• **Chart and figure data**:
..........

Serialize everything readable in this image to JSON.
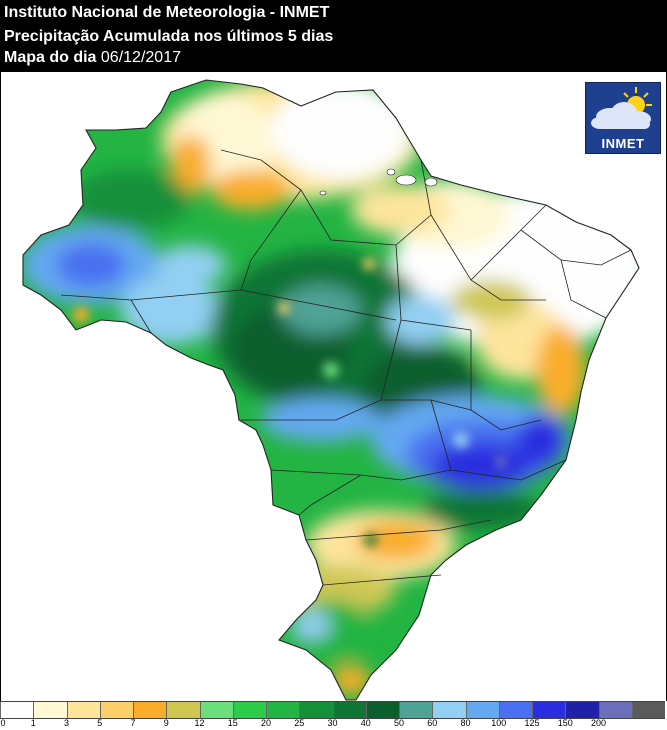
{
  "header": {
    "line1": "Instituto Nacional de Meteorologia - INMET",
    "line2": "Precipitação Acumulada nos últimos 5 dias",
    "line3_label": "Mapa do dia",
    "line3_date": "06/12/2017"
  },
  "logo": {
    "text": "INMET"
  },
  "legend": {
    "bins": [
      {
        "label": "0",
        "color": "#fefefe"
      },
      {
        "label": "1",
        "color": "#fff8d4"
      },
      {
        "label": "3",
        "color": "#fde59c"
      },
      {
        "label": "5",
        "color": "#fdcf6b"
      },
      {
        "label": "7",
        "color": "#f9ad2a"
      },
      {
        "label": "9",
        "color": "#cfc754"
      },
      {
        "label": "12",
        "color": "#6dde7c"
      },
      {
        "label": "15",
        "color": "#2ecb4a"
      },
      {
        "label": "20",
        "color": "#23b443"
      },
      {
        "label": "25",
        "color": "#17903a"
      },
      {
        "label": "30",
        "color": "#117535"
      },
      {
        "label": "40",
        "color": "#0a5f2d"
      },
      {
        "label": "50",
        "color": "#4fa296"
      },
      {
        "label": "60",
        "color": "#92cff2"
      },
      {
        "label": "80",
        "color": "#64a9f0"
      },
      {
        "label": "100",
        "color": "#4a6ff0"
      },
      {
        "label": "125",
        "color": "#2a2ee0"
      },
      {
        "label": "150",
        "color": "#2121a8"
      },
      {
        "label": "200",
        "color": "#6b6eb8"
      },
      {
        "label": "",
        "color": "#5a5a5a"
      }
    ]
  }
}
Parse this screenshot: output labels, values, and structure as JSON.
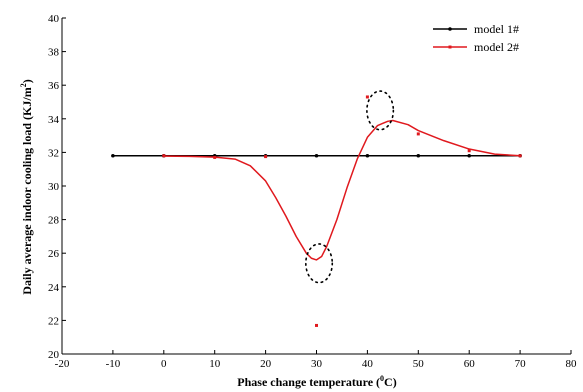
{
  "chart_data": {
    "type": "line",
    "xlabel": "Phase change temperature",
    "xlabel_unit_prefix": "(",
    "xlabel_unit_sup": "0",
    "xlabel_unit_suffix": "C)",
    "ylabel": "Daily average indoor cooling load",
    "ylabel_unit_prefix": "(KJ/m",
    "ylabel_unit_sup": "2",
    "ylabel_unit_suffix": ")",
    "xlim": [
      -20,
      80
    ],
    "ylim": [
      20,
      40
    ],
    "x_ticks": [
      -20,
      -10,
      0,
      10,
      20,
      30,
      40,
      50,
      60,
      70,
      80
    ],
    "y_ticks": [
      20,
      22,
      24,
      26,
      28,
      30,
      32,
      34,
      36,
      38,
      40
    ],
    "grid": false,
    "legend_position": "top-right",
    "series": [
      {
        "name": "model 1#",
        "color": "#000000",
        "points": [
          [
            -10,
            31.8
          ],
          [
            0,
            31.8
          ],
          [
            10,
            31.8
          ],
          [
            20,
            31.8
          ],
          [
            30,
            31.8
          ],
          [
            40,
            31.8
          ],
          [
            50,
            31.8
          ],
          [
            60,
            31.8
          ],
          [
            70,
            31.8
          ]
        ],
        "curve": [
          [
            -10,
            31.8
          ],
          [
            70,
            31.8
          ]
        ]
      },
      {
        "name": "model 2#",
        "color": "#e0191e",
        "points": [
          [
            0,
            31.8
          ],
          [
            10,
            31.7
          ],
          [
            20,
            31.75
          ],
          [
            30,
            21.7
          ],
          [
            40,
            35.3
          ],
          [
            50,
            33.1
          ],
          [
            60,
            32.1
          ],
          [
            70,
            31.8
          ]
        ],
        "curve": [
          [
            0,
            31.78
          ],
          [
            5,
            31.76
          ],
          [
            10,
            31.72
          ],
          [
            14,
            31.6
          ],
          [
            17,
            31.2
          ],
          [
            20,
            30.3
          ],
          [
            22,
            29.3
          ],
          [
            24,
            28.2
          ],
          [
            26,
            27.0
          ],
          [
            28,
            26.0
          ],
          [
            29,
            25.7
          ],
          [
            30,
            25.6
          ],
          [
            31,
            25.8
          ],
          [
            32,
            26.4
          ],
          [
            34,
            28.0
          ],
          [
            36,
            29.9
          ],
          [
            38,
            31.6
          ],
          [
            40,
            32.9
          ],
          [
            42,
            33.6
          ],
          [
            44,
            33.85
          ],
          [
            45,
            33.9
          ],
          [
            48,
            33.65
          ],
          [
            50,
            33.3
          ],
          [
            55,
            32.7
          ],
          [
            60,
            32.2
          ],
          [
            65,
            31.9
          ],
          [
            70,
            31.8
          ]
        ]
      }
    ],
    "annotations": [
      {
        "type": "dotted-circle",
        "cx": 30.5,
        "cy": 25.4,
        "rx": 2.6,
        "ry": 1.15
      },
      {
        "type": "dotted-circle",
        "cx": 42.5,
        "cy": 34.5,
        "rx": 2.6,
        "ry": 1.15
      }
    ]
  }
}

..........

• **To do**: Pictures in the records above should not be copied. Repeat everything else exactly.

• **Task result**:
Serialize everything readable in this image to JSON.
{
  "header": {
    "line1": "Instituto Nacional de Meteorologia - INMET",
    "line2": "Precipitação Acumulada nos últimos 5 dias",
    "line3_label": "Mapa do dia",
    "line3_date": "06/12/2017"
  },
  "logo": {
    "text": "INMET"
  },
  "legend": {
    "bins": [
      {
        "label": "0",
        "color": "#fefefe"
      },
      {
        "label": "1",
        "color": "#fff8d4"
      },
      {
        "label": "3",
        "color": "#fde59c"
      },
      {
        "label": "5",
        "color": "#fdcf6b"
      },
      {
        "label": "7",
        "color": "#f9ad2a"
      },
      {
        "label": "9",
        "color": "#cfc754"
      },
      {
        "label": "12",
        "color": "#6dde7c"
      },
      {
        "label": "15",
        "color": "#2ecb4a"
      },
      {
        "label": "20",
        "color": "#23b443"
      },
      {
        "label": "25",
        "color": "#17903a"
      },
      {
        "label": "30",
        "color": "#117535"
      },
      {
        "label": "40",
        "color": "#0a5f2d"
      },
      {
        "label": "50",
        "color": "#4fa296"
      },
      {
        "label": "60",
        "color": "#92cff2"
      },
      {
        "label": "80",
        "color": "#64a9f0"
      },
      {
        "label": "100",
        "color": "#4a6ff0"
      },
      {
        "label": "125",
        "color": "#2a2ee0"
      },
      {
        "label": "150",
        "color": "#2121a8"
      },
      {
        "label": "200",
        "color": "#6b6eb8"
      },
      {
        "label": "",
        "color": "#5a5a5a"
      }
    ]
  }
}
Parse this screenshot: output labels, values, and structure as JSON.
{
  "chart_data": {
    "type": "line",
    "xlabel": "Phase change temperature",
    "xlabel_unit_prefix": "(",
    "xlabel_unit_sup": "0",
    "xlabel_unit_suffix": "C)",
    "ylabel": "Daily average indoor cooling load",
    "ylabel_unit_prefix": "(KJ/m",
    "ylabel_unit_sup": "2",
    "ylabel_unit_suffix": ")",
    "xlim": [
      -20,
      80
    ],
    "ylim": [
      20,
      40
    ],
    "x_ticks": [
      -20,
      -10,
      0,
      10,
      20,
      30,
      40,
      50,
      60,
      70,
      80
    ],
    "y_ticks": [
      20,
      22,
      24,
      26,
      28,
      30,
      32,
      34,
      36,
      38,
      40
    ],
    "grid": false,
    "legend_position": "top-right",
    "series": [
      {
        "name": "model 1#",
        "color": "#000000",
        "points": [
          [
            -10,
            31.8
          ],
          [
            0,
            31.8
          ],
          [
            10,
            31.8
          ],
          [
            20,
            31.8
          ],
          [
            30,
            31.8
          ],
          [
            40,
            31.8
          ],
          [
            50,
            31.8
          ],
          [
            60,
            31.8
          ],
          [
            70,
            31.8
          ]
        ],
        "curve": [
          [
            -10,
            31.8
          ],
          [
            70,
            31.8
          ]
        ]
      },
      {
        "name": "model 2#",
        "color": "#e0191e",
        "points": [
          [
            0,
            31.8
          ],
          [
            10,
            31.7
          ],
          [
            20,
            31.75
          ],
          [
            30,
            21.7
          ],
          [
            40,
            35.3
          ],
          [
            50,
            33.1
          ],
          [
            60,
            32.1
          ],
          [
            70,
            31.8
          ]
        ],
        "curve": [
          [
            0,
            31.78
          ],
          [
            5,
            31.76
          ],
          [
            10,
            31.72
          ],
          [
            14,
            31.6
          ],
          [
            17,
            31.2
          ],
          [
            20,
            30.3
          ],
          [
            22,
            29.3
          ],
          [
            24,
            28.2
          ],
          [
            26,
            27.0
          ],
          [
            28,
            26.0
          ],
          [
            29,
            25.7
          ],
          [
            30,
            25.6
          ],
          [
            31,
            25.8
          ],
          [
            32,
            26.4
          ],
          [
            34,
            28.0
          ],
          [
            36,
            29.9
          ],
          [
            38,
            31.6
          ],
          [
            40,
            32.9
          ],
          [
            42,
            33.6
          ],
          [
            44,
            33.85
          ],
          [
            45,
            33.9
          ],
          [
            48,
            33.65
          ],
          [
            50,
            33.3
          ],
          [
            55,
            32.7
          ],
          [
            60,
            32.2
          ],
          [
            65,
            31.9
          ],
          [
            70,
            31.8
          ]
        ]
      }
    ],
    "annotations": [
      {
        "type": "dotted-circle",
        "cx": 30.5,
        "cy": 25.4,
        "rx": 2.6,
        "ry": 1.15
      },
      {
        "type": "dotted-circle",
        "cx": 42.5,
        "cy": 34.5,
        "rx": 2.6,
        "ry": 1.15
      }
    ]
  }
}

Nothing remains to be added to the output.